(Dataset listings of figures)
## Start

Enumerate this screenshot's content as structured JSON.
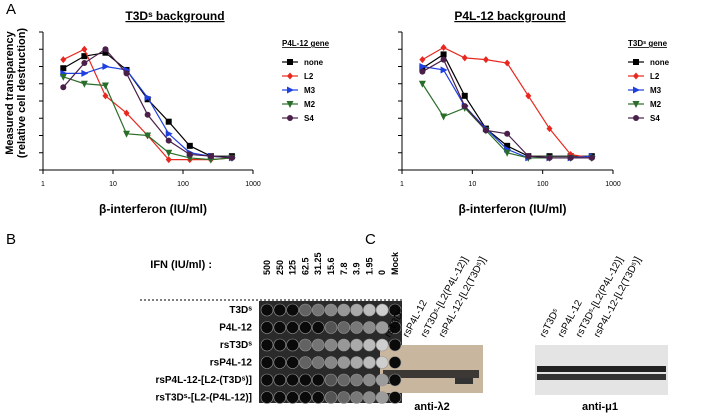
{
  "panel_letters": [
    "A",
    "B",
    "C"
  ],
  "chart_data": [
    {
      "type": "line",
      "title": "T3Dˢ background",
      "xscale": "log",
      "xlim": [
        1,
        1000
      ],
      "xticks": [
        1,
        10,
        100,
        1000
      ],
      "ylim": [
        0,
        8
      ],
      "yticks": [
        0,
        1,
        2,
        3,
        4,
        5,
        6,
        7,
        8
      ],
      "ylabel": [
        "Measured transparency",
        "(relative cell destruction)"
      ],
      "xlabel": "β-interferon (IU/ml)",
      "legend_title": "P4L-12 gene",
      "x": [
        1.95,
        3.9,
        7.8,
        15.6,
        31.25,
        62.5,
        125,
        250,
        500
      ],
      "series": [
        {
          "name": "none",
          "color": "#000000",
          "marker": "square",
          "values": [
            5.9,
            6.6,
            6.8,
            5.8,
            4.1,
            2.8,
            1.4,
            0.8,
            0.8
          ]
        },
        {
          "name": "L2",
          "color": "#e8281e",
          "marker": "diamond",
          "values": [
            6.4,
            7.0,
            4.3,
            3.3,
            2.0,
            0.6,
            0.6,
            0.6,
            0.7
          ]
        },
        {
          "name": "M3",
          "color": "#1f3fe0",
          "marker": "triangle-right",
          "values": [
            5.6,
            5.6,
            6.0,
            5.8,
            4.2,
            2.1,
            1.0,
            0.8,
            0.7
          ]
        },
        {
          "name": "M2",
          "color": "#2a6e2a",
          "marker": "triangle-down",
          "values": [
            5.4,
            5.0,
            4.9,
            2.1,
            2.0,
            1.0,
            0.7,
            0.6,
            0.7
          ]
        },
        {
          "name": "S4",
          "color": "#4a1f4a",
          "marker": "circle",
          "values": [
            4.8,
            6.2,
            7.0,
            5.6,
            3.2,
            1.7,
            0.9,
            0.8,
            0.7
          ]
        }
      ]
    },
    {
      "type": "line",
      "title": "P4L-12 background",
      "xscale": "log",
      "xlim": [
        1,
        1000
      ],
      "xticks": [
        1,
        10,
        100,
        1000
      ],
      "ylim": [
        0,
        8
      ],
      "yticks": [
        0,
        1,
        2,
        3,
        4,
        5,
        6,
        7,
        8
      ],
      "xlabel": "β-interferon (IU/ml)",
      "legend_title": "T3Dˢ gene",
      "x": [
        1.95,
        3.9,
        7.8,
        15.6,
        31.25,
        62.5,
        125,
        250,
        500
      ],
      "series": [
        {
          "name": "none",
          "color": "#000000",
          "marker": "square",
          "values": [
            5.9,
            6.7,
            4.3,
            2.4,
            1.4,
            0.8,
            0.8,
            0.8,
            0.8
          ]
        },
        {
          "name": "L2",
          "color": "#e8281e",
          "marker": "diamond",
          "values": [
            6.4,
            7.1,
            6.5,
            6.4,
            6.2,
            4.3,
            2.4,
            0.9,
            0.7
          ]
        },
        {
          "name": "M3",
          "color": "#1f3fe0",
          "marker": "triangle-right",
          "values": [
            6.0,
            5.8,
            3.7,
            2.4,
            1.2,
            0.7,
            0.7,
            0.7,
            0.8
          ]
        },
        {
          "name": "M2",
          "color": "#2a6e2a",
          "marker": "triangle-down",
          "values": [
            5.0,
            3.1,
            3.6,
            2.3,
            1.0,
            0.7,
            0.7,
            0.7,
            0.7
          ]
        },
        {
          "name": "S4",
          "color": "#4a1f4a",
          "marker": "circle",
          "values": [
            5.7,
            6.4,
            3.7,
            2.3,
            2.1,
            0.8,
            0.7,
            0.7,
            0.7
          ]
        }
      ]
    }
  ],
  "panel_b": {
    "column_title": "IFN (IU/ml) :",
    "columns": [
      "500",
      "250",
      "125",
      "62.5",
      "31.25",
      "15.6",
      "7.8",
      "3.9",
      "1.95",
      "0",
      "Mock"
    ],
    "rows": [
      "T3Dˢ",
      "P4L-12",
      "rsT3Dˢ",
      "rsP4L-12",
      "rsP4L-12-[L2-(T3Dˢ)]",
      "rsT3Dˢ-[L2-(P4L-12)]"
    ]
  },
  "panel_c": {
    "lanes": [
      "rsT3Dˢ",
      "rsP4L-12",
      "rsT3Dˢ-[L2(P4L-12)]",
      "rsP4L-12-[L2(T3Dˢ)]"
    ],
    "blots": [
      "anti-λ2",
      "anti-μ1"
    ]
  }
}
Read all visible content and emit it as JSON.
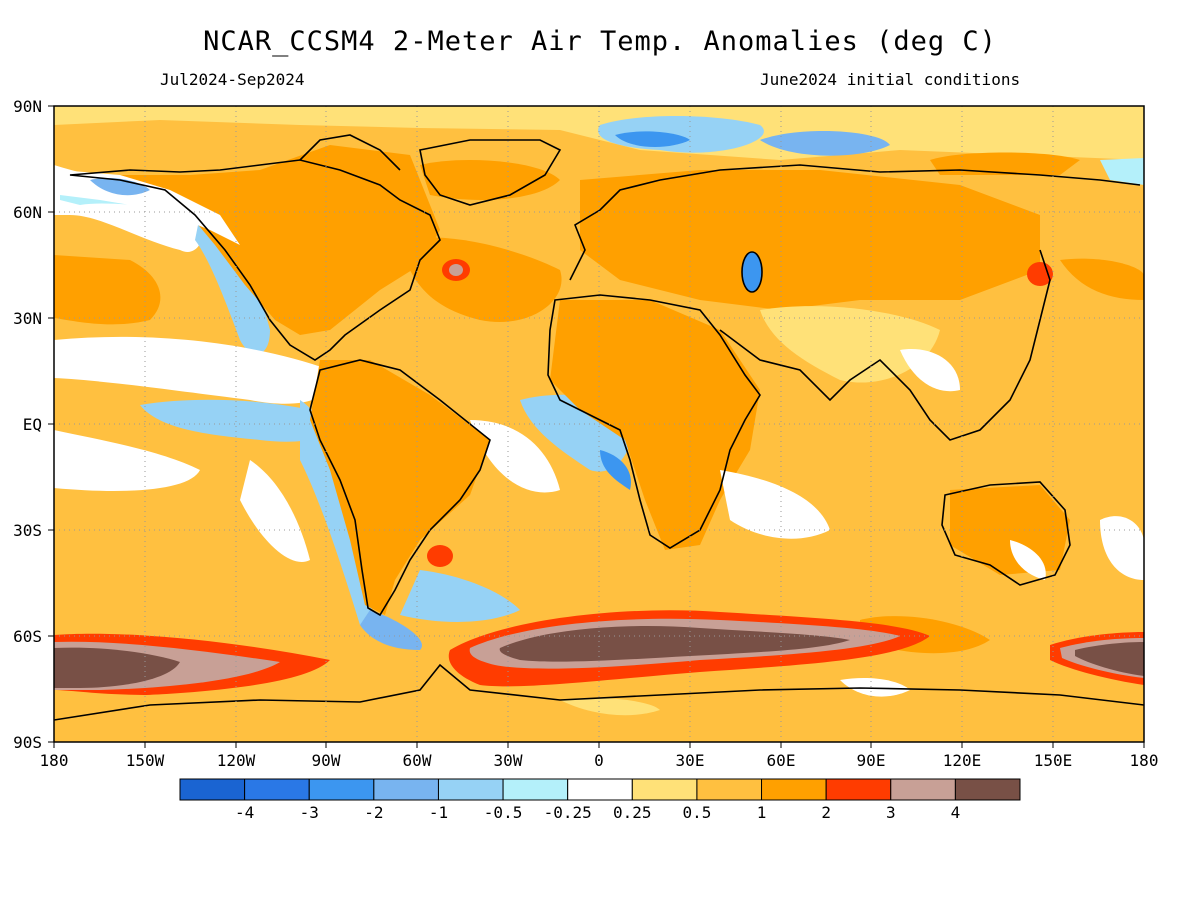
{
  "title": "NCAR_CCSM4 2-Meter Air Temp. Anomalies (deg C)",
  "subtitle_left": "Jul2024-Sep2024",
  "subtitle_right": "June2024 initial conditions",
  "map": {
    "projection": "equirectangular",
    "lon_range": [
      -180,
      180
    ],
    "lat_range": [
      -90,
      90
    ],
    "grid": "dotted",
    "lat_labels": [
      "90N",
      "60N",
      "30N",
      "EQ",
      "30S",
      "60S",
      "90S"
    ],
    "lon_labels": [
      "180",
      "150W",
      "120W",
      "90W",
      "60W",
      "30W",
      "0",
      "30E",
      "60E",
      "90E",
      "120E",
      "150E",
      "180"
    ]
  },
  "colorbar": {
    "labels": [
      "-4",
      "-3",
      "-2",
      "-1",
      "-0.5",
      "-0.25",
      "0.25",
      "0.5",
      "1",
      "2",
      "3",
      "4"
    ],
    "colors": [
      "#1a64d2",
      "#2a78e6",
      "#3c96f0",
      "#78b4f0",
      "#96d2f5",
      "#b4f0fa",
      "#ffffff",
      "#ffe178",
      "#ffc040",
      "#ffa000",
      "#ff3c00",
      "#c8a096",
      "#785046"
    ]
  },
  "palette": {
    "ocean_warm": "#ffc040",
    "land_warm": "#ffa000",
    "cool": "#96d2f5",
    "strong_cool": "#3c96f0",
    "neutral": "#ffffff",
    "hot": "#ff3c00",
    "very_hot": "#785046",
    "hot_outline": "#c8a096",
    "coast": "#000000"
  }
}
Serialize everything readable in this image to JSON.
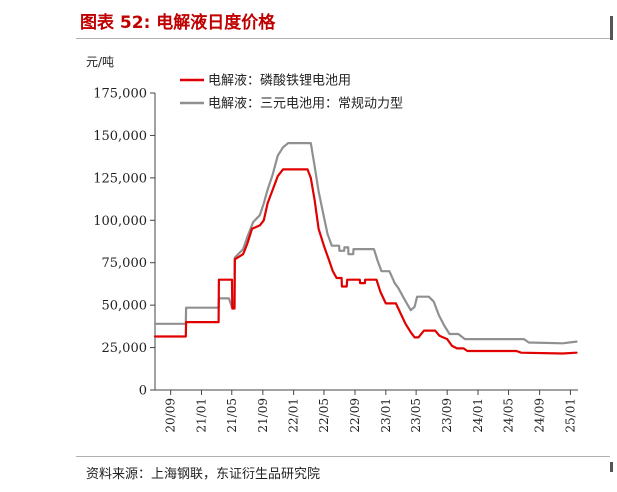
{
  "header": {
    "title": "图表 52: 电解液日度价格"
  },
  "footer": {
    "source": "资料来源：上海钢联，东证衍生品研究院"
  },
  "chart_data": {
    "type": "line",
    "ylabel": "元/吨",
    "ylim": [
      0,
      175000
    ],
    "yticks": [
      0,
      25000,
      50000,
      75000,
      100000,
      125000,
      150000,
      175000
    ],
    "ytick_labels": [
      "0",
      "25,000",
      "50,000",
      "75,000",
      "100,000",
      "125,000",
      "150,000",
      "175,000"
    ],
    "xlim": [
      "2020-07-01",
      "2025-01-31"
    ],
    "xticks": [
      "2020-09-01",
      "2021-01-01",
      "2021-05-01",
      "2021-09-01",
      "2022-01-01",
      "2022-05-01",
      "2022-09-01",
      "2023-01-01",
      "2023-05-01",
      "2023-09-01",
      "2024-01-01",
      "2024-05-01",
      "2024-09-01",
      "2025-01-01"
    ],
    "xtick_labels": [
      "20/09",
      "21/01",
      "21/05",
      "21/09",
      "22/01",
      "22/05",
      "22/09",
      "23/01",
      "23/05",
      "23/09",
      "24/01",
      "24/05",
      "24/09",
      "25/01"
    ],
    "grid": false,
    "legend_position": "top-left",
    "series": [
      {
        "name": "电解液：磷酸铁锂电池用",
        "color": "#e00000",
        "points": [
          [
            "2020-07-01",
            31500
          ],
          [
            "2020-10-31",
            31500
          ],
          [
            "2020-11-01",
            40000
          ],
          [
            "2021-03-10",
            40000
          ],
          [
            "2021-03-11",
            65000
          ],
          [
            "2021-05-02",
            65000
          ],
          [
            "2021-05-03",
            48000
          ],
          [
            "2021-05-12",
            48000
          ],
          [
            "2021-05-13",
            77000
          ],
          [
            "2021-06-15",
            80000
          ],
          [
            "2021-07-01",
            86000
          ],
          [
            "2021-07-20",
            95000
          ],
          [
            "2021-08-20",
            97000
          ],
          [
            "2021-09-05",
            100000
          ],
          [
            "2021-09-20",
            110000
          ],
          [
            "2021-10-10",
            118000
          ],
          [
            "2021-10-30",
            126000
          ],
          [
            "2021-11-20",
            130000
          ],
          [
            "2022-02-25",
            130000
          ],
          [
            "2022-03-10",
            125000
          ],
          [
            "2022-03-25",
            112000
          ],
          [
            "2022-04-10",
            95000
          ],
          [
            "2022-05-01",
            85000
          ],
          [
            "2022-05-20",
            77000
          ],
          [
            "2022-06-05",
            70000
          ],
          [
            "2022-06-20",
            66000
          ],
          [
            "2022-07-10",
            66000
          ],
          [
            "2022-07-11",
            61000
          ],
          [
            "2022-07-30",
            61000
          ],
          [
            "2022-08-01",
            65000
          ],
          [
            "2022-09-20",
            65000
          ],
          [
            "2022-09-21",
            63000
          ],
          [
            "2022-10-10",
            63000
          ],
          [
            "2022-10-11",
            65000
          ],
          [
            "2022-11-25",
            65000
          ],
          [
            "2022-12-10",
            58000
          ],
          [
            "2023-01-01",
            51000
          ],
          [
            "2023-02-10",
            51000
          ],
          [
            "2023-03-01",
            45000
          ],
          [
            "2023-03-20",
            39000
          ],
          [
            "2023-04-10",
            34000
          ],
          [
            "2023-04-25",
            31000
          ],
          [
            "2023-05-10",
            31000
          ],
          [
            "2023-06-01",
            35000
          ],
          [
            "2023-07-15",
            35000
          ],
          [
            "2023-08-01",
            32000
          ],
          [
            "2023-09-01",
            30000
          ],
          [
            "2023-09-20",
            26000
          ],
          [
            "2023-10-10",
            24500
          ],
          [
            "2023-11-05",
            24500
          ],
          [
            "2023-11-20",
            23000
          ],
          [
            "2024-06-01",
            23000
          ],
          [
            "2024-06-20",
            22000
          ],
          [
            "2024-12-01",
            21500
          ],
          [
            "2025-01-25",
            22000
          ]
        ]
      },
      {
        "name": "电解液：三元电池用：常规动力型",
        "color": "#909090",
        "points": [
          [
            "2020-07-01",
            39000
          ],
          [
            "2020-10-31",
            39000
          ],
          [
            "2020-11-01",
            48500
          ],
          [
            "2021-03-10",
            48500
          ],
          [
            "2021-03-11",
            54000
          ],
          [
            "2021-04-20",
            54000
          ],
          [
            "2021-05-01",
            49000
          ],
          [
            "2021-05-12",
            49000
          ],
          [
            "2021-05-13",
            78000
          ],
          [
            "2021-06-15",
            83000
          ],
          [
            "2021-07-01",
            90000
          ],
          [
            "2021-07-25",
            99000
          ],
          [
            "2021-08-20",
            103000
          ],
          [
            "2021-09-05",
            110000
          ],
          [
            "2021-09-20",
            118000
          ],
          [
            "2021-10-10",
            127000
          ],
          [
            "2021-10-30",
            138000
          ],
          [
            "2021-11-20",
            143000
          ],
          [
            "2021-12-10",
            145500
          ],
          [
            "2022-03-10",
            145500
          ],
          [
            "2022-03-25",
            132000
          ],
          [
            "2022-04-10",
            117000
          ],
          [
            "2022-04-28",
            104000
          ],
          [
            "2022-05-15",
            92000
          ],
          [
            "2022-06-01",
            85000
          ],
          [
            "2022-06-30",
            85000
          ],
          [
            "2022-07-01",
            82000
          ],
          [
            "2022-07-20",
            82000
          ],
          [
            "2022-07-21",
            84000
          ],
          [
            "2022-08-05",
            84000
          ],
          [
            "2022-08-06",
            80000
          ],
          [
            "2022-08-25",
            80000
          ],
          [
            "2022-08-26",
            83000
          ],
          [
            "2022-11-15",
            83000
          ],
          [
            "2022-11-30",
            76000
          ],
          [
            "2022-12-15",
            70000
          ],
          [
            "2023-01-15",
            70000
          ],
          [
            "2023-02-05",
            63000
          ],
          [
            "2023-02-20",
            60000
          ],
          [
            "2023-03-10",
            55000
          ],
          [
            "2023-03-25",
            51000
          ],
          [
            "2023-04-10",
            47000
          ],
          [
            "2023-04-25",
            49000
          ],
          [
            "2023-05-05",
            55000
          ],
          [
            "2023-06-20",
            55000
          ],
          [
            "2023-07-10",
            52000
          ],
          [
            "2023-07-30",
            44000
          ],
          [
            "2023-08-20",
            38000
          ],
          [
            "2023-09-10",
            33000
          ],
          [
            "2023-10-15",
            33000
          ],
          [
            "2023-11-10",
            30000
          ],
          [
            "2024-07-01",
            30000
          ],
          [
            "2024-07-20",
            28000
          ],
          [
            "2024-12-01",
            27500
          ],
          [
            "2025-01-25",
            28500
          ]
        ]
      }
    ]
  }
}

## End

Task to complete: Using the records above, say how many lines include the string "JSON". Only the number is wanted.

Response to the task: 3